● Work to be completed
Repeat exactly each line of the data provided below.
────────────────
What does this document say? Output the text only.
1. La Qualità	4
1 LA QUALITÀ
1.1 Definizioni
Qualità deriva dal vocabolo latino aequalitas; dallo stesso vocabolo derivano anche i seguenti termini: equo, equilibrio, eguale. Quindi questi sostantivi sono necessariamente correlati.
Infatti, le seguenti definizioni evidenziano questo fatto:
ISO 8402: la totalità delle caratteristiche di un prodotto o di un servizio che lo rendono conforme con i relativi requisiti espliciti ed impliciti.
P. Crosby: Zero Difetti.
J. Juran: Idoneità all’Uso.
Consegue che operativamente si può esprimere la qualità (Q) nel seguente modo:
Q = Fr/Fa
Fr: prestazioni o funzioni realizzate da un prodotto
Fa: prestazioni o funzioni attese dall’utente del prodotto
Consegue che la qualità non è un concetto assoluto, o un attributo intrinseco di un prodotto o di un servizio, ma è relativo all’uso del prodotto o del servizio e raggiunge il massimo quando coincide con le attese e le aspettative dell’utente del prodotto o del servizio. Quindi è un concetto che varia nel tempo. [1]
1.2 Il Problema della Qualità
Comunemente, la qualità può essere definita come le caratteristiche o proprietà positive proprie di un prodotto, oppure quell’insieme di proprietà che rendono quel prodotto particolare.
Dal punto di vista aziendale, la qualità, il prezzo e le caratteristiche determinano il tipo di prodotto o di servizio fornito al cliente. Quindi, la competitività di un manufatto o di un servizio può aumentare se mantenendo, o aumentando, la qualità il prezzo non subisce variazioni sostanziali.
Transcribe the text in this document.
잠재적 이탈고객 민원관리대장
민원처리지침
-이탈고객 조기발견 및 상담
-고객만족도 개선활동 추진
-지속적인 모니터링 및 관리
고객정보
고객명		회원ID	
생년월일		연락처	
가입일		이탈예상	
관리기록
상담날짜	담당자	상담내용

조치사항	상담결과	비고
────────────────
● Answer for the task
What does this document say? Output the text only.
1. La Qualità	4
1 LA QUALITÀ
1.1 Definizioni
Qualità deriva dal vocabolo latino aequalitas; dallo stesso vocabolo derivano anche i seguenti termini: equo, equilibrio, eguale. Quindi questi sostantivi sono necessariamente correlati.
Infatti, le seguenti definizioni evidenziano questo fatto:
ISO 8402: la totalità delle caratteristiche di un prodotto o di un servizio che lo rendono conforme con i relativi requisiti espliciti ed impliciti.
P. Crosby: Zero Difetti.
J. Juran: Idoneità all’Uso.
Consegue che operativamente si può esprimere la qualità (Q) nel seguente modo:
Q = Fr/Fa
Fr: prestazioni o funzioni realizzate da un prodotto
Fa: prestazioni o funzioni attese dall’utente del prodotto
Consegue che la qualità non è un concetto assoluto, o un attributo intrinseco di un prodotto o di un servizio, ma è relativo all’uso del prodotto o del servizio e raggiunge il massimo quando coincide con le attese e le aspettative dell’utente del prodotto o del servizio. Quindi è un concetto che varia nel tempo. [1]
1.2 Il Problema della Qualità
Comunemente, la qualità può essere definita come le caratteristiche o proprietà positive proprie di un prodotto, oppure quell’insieme di proprietà che rendono quel prodotto particolare.
Dal punto di vista aziendale, la qualità, il prezzo e le caratteristiche determinano il tipo di prodotto o di servizio fornito al cliente. Quindi, la competitività di un manufatto o di un servizio può aumentare se mantenendo, o aumentando, la qualità il prezzo non subisce variazioni sostanziali.
Transcribe the text in this document.
잠재적 이탈고객 민원관리대장
민원처리지침
-이탈고객 조기발견 및 상담
-고객만족도 개선활동 추진
-지속적인 모니터링 및 관리
고객정보
고객명		회원ID	
생년월일		연락처	
가입일		이탈예상	
관리기록
상담날짜	담당자	상담내용

조치사항	상담결과	비고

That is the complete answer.